» **Job**
For the listing below, give the count of lines containing "this", and no other text.

» **Items**
########################################
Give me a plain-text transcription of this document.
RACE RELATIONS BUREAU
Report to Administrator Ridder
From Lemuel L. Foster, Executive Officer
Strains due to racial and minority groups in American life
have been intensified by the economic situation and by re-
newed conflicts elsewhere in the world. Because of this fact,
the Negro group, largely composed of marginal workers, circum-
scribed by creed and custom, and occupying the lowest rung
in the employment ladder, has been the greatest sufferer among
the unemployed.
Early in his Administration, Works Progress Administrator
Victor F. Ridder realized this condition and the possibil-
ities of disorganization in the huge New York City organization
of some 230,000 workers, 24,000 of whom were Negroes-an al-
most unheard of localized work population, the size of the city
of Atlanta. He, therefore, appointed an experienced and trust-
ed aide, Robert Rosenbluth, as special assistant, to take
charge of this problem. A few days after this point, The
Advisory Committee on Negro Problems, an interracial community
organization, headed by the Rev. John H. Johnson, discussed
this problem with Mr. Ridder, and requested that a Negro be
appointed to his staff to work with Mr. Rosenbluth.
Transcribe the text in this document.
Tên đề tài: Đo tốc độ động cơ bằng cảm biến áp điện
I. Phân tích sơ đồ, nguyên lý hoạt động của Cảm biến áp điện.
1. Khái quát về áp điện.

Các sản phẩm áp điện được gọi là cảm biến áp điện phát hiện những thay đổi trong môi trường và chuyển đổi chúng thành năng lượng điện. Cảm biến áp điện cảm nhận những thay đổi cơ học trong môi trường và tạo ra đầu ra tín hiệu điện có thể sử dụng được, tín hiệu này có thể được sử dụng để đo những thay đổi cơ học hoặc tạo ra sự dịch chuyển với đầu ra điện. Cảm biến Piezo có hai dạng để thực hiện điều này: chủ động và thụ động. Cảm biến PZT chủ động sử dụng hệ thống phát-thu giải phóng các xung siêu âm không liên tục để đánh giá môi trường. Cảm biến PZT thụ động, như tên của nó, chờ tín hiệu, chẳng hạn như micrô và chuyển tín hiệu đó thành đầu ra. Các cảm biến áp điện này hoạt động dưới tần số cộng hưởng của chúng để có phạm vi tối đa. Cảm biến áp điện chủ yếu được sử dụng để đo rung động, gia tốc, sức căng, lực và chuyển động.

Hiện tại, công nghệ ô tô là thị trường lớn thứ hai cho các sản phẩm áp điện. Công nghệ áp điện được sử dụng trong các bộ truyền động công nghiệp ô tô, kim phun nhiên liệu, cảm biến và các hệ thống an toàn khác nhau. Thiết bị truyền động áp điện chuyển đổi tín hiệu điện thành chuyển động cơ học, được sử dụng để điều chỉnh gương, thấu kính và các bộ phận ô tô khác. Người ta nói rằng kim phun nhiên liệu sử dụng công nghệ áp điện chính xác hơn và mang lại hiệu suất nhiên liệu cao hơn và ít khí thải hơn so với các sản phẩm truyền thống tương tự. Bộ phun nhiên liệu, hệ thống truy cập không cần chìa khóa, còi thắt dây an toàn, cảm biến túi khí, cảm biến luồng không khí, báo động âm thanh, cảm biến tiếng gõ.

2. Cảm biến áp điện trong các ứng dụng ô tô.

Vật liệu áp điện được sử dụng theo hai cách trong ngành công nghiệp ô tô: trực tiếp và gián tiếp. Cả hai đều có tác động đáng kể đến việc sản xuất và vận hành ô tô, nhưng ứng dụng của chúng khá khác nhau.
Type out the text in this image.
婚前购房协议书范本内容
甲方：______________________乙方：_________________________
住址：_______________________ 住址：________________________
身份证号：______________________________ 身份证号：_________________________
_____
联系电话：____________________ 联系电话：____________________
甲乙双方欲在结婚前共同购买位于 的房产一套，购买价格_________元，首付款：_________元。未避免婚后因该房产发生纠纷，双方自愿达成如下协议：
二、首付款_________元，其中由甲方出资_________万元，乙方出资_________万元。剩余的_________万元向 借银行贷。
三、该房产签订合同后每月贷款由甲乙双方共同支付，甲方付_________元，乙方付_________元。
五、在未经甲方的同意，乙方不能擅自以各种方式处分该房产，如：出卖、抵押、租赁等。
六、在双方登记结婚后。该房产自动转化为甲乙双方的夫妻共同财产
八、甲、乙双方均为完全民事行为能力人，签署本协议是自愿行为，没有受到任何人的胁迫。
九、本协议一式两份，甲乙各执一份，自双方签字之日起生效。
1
########################################
» **Solution to the exercise**
7